▶ REQUEST
Repeat the material exactly as it appears.

▶ RECORDS TO USE
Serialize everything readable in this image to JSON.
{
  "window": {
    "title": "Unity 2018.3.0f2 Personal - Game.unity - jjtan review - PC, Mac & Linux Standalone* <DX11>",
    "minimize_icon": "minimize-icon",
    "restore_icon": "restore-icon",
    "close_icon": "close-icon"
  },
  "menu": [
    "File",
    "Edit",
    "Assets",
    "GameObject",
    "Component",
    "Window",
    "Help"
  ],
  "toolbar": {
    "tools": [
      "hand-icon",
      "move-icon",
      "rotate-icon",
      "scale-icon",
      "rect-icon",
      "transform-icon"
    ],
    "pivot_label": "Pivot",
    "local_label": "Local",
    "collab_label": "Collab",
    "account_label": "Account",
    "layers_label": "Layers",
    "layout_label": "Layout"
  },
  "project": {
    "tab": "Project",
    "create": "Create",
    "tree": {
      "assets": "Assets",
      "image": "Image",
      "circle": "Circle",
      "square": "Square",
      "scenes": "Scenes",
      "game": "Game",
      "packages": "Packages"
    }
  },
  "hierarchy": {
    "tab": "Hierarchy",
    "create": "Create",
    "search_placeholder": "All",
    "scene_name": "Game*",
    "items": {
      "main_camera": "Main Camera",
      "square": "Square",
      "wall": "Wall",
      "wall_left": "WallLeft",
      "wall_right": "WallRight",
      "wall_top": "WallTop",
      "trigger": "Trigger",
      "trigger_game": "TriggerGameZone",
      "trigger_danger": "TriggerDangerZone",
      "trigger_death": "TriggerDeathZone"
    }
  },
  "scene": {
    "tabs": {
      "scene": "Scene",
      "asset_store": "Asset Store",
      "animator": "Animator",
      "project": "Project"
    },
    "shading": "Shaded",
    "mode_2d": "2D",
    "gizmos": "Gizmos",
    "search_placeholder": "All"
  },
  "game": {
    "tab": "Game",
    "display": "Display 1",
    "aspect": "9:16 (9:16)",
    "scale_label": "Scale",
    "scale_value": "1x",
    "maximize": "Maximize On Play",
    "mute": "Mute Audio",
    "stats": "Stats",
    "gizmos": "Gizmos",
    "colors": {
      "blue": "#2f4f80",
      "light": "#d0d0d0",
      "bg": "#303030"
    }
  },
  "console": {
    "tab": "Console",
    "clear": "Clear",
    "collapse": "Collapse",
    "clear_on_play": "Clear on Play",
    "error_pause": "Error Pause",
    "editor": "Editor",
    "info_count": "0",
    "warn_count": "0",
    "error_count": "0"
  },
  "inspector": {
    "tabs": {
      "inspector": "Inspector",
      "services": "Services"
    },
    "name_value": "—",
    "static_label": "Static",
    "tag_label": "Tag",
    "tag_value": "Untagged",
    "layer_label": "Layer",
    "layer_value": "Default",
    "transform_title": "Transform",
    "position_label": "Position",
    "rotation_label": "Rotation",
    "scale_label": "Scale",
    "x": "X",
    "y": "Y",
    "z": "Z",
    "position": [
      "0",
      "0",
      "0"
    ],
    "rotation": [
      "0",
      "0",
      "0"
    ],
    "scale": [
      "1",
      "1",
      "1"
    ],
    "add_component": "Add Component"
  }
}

▶ WRITTEN SOLUTION
Serialize everything readable in this image to JSON.
{
  "window": {
    "title": "Unity 2018.3.0f2 Personal - Game.unity - jjtan review - PC, Mac & Linux Standalone* <DX11>",
    "minimize_icon": "minimize-icon",
    "restore_icon": "restore-icon",
    "close_icon": "close-icon"
  },
  "menu": [
    "File",
    "Edit",
    "Assets",
    "GameObject",
    "Component",
    "Window",
    "Help"
  ],
  "toolbar": {
    "tools": [
      "hand-icon",
      "move-icon",
      "rotate-icon",
      "scale-icon",
      "rect-icon",
      "transform-icon"
    ],
    "pivot_label": "Pivot",
    "local_label": "Local",
    "collab_label": "Collab",
    "account_label": "Account",
    "layers_label": "Layers",
    "layout_label": "Layout"
  },
  "project": {
    "tab": "Project",
    "create": "Create",
    "tree": {
      "assets": "Assets",
      "image": "Image",
      "circle": "Circle",
      "square": "Square",
      "scenes": "Scenes",
      "game": "Game",
      "packages": "Packages"
    }
  },
  "hierarchy": {
    "tab": "Hierarchy",
    "create": "Create",
    "search_placeholder": "All",
    "scene_name": "Game*",
    "items": {
      "main_camera": "Main Camera",
      "square": "Square",
      "wall": "Wall",
      "wall_left": "WallLeft",
      "wall_right": "WallRight",
      "wall_top": "WallTop",
      "trigger": "Trigger",
      "trigger_game": "TriggerGameZone",
      "trigger_danger": "TriggerDangerZone",
      "trigger_death": "TriggerDeathZone"
    }
  },
  "scene": {
    "tabs": {
      "scene": "Scene",
      "asset_store": "Asset Store",
      "animator": "Animator",
      "project": "Project"
    },
    "shading": "Shaded",
    "mode_2d": "2D",
    "gizmos": "Gizmos",
    "search_placeholder": "All"
  },
  "game": {
    "tab": "Game",
    "display": "Display 1",
    "aspect": "9:16 (9:16)",
    "scale_label": "Scale",
    "scale_value": "1x",
    "maximize": "Maximize On Play",
    "mute": "Mute Audio",
    "stats": "Stats",
    "gizmos": "Gizmos",
    "colors": {
      "blue": "#2f4f80",
      "light": "#d0d0d0",
      "bg": "#303030"
    }
  },
  "console": {
    "tab": "Console",
    "clear": "Clear",
    "collapse": "Collapse",
    "clear_on_play": "Clear on Play",
    "error_pause": "Error Pause",
    "editor": "Editor",
    "info_count": "0",
    "warn_count": "0",
    "error_count": "0"
  },
  "inspector": {
    "tabs": {
      "inspector": "Inspector",
      "services": "Services"
    },
    "name_value": "—",
    "static_label": "Static",
    "tag_label": "Tag",
    "tag_value": "Untagged",
    "layer_label": "Layer",
    "layer_value": "Default",
    "transform_title": "Transform",
    "position_label": "Position",
    "rotation_label": "Rotation",
    "scale_label": "Scale",
    "x": "X",
    "y": "Y",
    "z": "Z",
    "position": [
      "0",
      "0",
      "0"
    ],
    "rotation": [
      "0",
      "0",
      "0"
    ],
    "scale": [
      "1",
      "1",
      "1"
    ],
    "add_component": "Add Component"
  }
}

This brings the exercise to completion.